━━━ Recorded information

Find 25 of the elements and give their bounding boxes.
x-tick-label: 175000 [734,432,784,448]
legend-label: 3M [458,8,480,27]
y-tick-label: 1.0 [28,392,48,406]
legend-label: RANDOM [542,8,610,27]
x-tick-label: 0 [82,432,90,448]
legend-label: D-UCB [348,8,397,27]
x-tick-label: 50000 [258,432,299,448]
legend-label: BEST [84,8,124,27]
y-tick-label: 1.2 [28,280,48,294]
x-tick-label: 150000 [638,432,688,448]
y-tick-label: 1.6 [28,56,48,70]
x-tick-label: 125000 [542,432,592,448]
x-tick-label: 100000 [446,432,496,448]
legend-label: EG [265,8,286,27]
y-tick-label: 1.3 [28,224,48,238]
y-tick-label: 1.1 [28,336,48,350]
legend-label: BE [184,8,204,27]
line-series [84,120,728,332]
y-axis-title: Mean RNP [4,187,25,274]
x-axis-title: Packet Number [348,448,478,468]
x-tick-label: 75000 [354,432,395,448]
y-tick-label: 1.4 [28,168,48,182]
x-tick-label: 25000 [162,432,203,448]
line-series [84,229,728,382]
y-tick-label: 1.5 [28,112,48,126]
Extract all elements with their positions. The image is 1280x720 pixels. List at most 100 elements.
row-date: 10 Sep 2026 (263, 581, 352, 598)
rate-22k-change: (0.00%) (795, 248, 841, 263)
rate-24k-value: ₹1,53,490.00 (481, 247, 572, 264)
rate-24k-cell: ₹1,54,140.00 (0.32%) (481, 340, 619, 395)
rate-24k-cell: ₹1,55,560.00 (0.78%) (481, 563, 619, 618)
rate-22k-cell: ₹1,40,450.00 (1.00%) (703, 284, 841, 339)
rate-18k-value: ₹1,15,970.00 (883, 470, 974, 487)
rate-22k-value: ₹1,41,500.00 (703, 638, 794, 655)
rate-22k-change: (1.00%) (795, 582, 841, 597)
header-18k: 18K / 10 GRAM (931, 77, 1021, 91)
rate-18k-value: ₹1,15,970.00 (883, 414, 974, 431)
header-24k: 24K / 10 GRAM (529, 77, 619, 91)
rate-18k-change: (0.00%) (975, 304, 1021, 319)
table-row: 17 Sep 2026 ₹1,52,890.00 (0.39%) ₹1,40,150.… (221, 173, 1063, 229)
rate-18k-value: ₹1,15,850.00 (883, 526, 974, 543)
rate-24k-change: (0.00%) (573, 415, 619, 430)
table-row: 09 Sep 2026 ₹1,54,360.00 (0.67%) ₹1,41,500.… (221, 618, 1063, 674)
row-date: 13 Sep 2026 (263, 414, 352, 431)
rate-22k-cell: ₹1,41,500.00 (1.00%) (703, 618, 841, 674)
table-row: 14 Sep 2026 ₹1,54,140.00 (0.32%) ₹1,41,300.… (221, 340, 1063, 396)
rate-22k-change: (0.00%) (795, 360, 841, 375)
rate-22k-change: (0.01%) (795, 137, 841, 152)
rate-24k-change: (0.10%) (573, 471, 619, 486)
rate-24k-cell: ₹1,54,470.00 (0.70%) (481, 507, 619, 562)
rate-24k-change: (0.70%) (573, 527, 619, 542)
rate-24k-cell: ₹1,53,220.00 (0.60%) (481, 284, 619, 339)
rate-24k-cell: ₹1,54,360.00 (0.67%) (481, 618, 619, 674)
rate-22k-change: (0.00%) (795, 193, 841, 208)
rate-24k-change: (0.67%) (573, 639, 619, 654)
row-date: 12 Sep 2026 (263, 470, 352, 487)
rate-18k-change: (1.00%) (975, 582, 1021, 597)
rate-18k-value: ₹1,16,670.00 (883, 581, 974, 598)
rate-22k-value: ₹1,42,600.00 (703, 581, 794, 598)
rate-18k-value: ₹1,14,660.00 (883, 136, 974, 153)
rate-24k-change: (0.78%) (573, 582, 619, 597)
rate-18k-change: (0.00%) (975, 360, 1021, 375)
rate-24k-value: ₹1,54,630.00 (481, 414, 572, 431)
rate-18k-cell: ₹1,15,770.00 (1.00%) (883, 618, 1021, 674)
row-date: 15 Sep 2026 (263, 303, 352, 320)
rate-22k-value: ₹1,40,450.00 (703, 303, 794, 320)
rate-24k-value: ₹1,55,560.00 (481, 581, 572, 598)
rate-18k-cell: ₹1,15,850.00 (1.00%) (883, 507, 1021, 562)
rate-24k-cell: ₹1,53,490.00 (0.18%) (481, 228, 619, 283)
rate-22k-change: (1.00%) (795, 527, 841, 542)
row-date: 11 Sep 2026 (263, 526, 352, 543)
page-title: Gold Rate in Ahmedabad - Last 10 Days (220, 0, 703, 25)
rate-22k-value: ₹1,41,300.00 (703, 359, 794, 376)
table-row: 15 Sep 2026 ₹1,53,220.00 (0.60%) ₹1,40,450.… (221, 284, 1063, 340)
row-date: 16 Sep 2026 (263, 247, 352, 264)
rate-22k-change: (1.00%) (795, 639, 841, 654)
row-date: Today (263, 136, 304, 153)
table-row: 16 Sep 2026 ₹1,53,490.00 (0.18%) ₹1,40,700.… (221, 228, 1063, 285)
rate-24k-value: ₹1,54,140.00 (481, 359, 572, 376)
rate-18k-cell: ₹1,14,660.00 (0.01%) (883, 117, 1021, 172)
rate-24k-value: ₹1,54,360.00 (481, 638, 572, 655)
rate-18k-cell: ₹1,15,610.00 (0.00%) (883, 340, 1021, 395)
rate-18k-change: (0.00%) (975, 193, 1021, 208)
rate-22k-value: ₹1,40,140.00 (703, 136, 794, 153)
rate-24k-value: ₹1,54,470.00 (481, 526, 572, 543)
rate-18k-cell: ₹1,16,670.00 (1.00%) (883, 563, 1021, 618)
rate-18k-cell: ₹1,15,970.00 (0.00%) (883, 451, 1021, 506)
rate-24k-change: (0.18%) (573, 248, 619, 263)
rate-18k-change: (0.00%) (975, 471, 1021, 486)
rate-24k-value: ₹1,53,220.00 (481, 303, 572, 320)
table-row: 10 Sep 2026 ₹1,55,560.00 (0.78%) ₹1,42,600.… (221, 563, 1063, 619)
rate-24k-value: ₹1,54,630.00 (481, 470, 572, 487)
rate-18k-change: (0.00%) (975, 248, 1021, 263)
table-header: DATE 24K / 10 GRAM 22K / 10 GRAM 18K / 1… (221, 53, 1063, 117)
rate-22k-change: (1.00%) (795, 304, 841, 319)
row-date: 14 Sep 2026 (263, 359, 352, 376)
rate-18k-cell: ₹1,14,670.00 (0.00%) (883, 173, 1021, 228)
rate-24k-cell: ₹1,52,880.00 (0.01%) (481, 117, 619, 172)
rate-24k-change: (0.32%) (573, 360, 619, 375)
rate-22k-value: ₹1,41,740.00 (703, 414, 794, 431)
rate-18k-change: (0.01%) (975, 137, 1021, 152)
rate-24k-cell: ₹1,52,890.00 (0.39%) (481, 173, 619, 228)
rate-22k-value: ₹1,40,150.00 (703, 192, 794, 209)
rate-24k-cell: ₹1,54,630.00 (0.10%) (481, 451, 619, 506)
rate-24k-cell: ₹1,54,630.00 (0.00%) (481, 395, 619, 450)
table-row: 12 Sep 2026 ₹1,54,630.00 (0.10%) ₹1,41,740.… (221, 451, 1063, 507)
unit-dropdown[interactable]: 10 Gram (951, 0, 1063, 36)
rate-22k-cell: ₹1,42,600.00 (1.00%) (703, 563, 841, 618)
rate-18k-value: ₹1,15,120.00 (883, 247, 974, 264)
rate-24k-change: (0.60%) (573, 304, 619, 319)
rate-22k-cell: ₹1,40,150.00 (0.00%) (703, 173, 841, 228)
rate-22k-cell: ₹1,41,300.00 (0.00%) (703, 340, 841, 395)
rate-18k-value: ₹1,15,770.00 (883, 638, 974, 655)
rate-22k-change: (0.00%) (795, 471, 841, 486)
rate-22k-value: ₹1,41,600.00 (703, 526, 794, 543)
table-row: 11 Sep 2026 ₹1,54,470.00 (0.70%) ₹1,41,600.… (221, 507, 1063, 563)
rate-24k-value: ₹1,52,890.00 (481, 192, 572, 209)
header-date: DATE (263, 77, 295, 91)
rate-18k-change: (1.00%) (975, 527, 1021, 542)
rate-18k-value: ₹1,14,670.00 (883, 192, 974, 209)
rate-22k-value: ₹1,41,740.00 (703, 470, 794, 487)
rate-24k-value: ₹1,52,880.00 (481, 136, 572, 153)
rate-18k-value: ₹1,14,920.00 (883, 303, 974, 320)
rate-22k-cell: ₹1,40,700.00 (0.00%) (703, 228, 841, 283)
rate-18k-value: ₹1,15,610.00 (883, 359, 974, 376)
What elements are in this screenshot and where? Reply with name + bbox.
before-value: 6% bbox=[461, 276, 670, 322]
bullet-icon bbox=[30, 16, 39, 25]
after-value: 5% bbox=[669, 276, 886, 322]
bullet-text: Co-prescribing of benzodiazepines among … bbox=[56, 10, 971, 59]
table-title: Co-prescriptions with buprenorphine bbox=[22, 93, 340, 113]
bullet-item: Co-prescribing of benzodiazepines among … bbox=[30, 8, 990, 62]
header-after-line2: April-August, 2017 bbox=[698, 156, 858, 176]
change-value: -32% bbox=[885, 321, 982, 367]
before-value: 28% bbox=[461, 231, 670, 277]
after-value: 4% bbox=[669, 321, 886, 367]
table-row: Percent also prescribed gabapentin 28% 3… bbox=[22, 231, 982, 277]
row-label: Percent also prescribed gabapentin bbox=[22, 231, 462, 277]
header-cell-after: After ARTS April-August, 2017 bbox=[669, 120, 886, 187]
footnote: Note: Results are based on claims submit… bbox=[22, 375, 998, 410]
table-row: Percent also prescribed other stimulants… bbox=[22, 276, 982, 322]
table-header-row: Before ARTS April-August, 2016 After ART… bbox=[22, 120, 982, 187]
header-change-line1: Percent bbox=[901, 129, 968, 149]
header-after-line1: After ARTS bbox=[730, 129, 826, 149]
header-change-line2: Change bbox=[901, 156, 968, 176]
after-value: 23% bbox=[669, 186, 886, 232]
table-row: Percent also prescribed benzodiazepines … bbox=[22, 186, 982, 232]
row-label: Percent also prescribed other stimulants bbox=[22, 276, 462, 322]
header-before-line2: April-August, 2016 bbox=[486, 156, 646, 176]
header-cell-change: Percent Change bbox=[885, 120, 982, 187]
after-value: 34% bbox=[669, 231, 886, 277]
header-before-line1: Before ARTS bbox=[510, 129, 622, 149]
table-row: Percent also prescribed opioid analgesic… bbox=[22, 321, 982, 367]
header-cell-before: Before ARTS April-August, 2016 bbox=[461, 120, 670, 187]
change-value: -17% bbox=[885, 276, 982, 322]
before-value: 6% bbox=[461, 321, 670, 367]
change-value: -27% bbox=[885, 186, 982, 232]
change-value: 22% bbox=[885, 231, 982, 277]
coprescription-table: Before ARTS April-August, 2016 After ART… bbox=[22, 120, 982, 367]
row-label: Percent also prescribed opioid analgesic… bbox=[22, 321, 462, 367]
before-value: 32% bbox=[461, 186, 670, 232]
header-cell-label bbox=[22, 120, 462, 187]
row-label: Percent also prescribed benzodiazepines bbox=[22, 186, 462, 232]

━━━━━━

◆ Task to carry out ◆
Print the listing above word for word, from its first line through the line containing "y-tick-label: 1.5 [28,112,48,126]", with both of those lines included.

◆ In response ◆
Find 25 of the elements and give their bounding boxes.
x-tick-label: 175000 [734,432,784,448]
legend-label: 3M [458,8,480,27]
y-tick-label: 1.0 [28,392,48,406]
legend-label: RANDOM [542,8,610,27]
x-tick-label: 0 [82,432,90,448]
legend-label: D-UCB [348,8,397,27]
x-tick-label: 50000 [258,432,299,448]
legend-label: BEST [84,8,124,27]
y-tick-label: 1.2 [28,280,48,294]
x-tick-label: 150000 [638,432,688,448]
y-tick-label: 1.6 [28,56,48,70]
x-tick-label: 125000 [542,432,592,448]
x-tick-label: 100000 [446,432,496,448]
legend-label: EG [265,8,286,27]
y-tick-label: 1.3 [28,224,48,238]
y-tick-label: 1.1 [28,336,48,350]
legend-label: BE [184,8,204,27]
line-series [84,120,728,332]
y-axis-title: Mean RNP [4,187,25,274]
x-axis-title: Packet Number [348,448,478,468]
x-tick-label: 75000 [354,432,395,448]
y-tick-label: 1.4 [28,168,48,182]
x-tick-label: 25000 [162,432,203,448]
line-series [84,229,728,382]
y-tick-label: 1.5 [28,112,48,126]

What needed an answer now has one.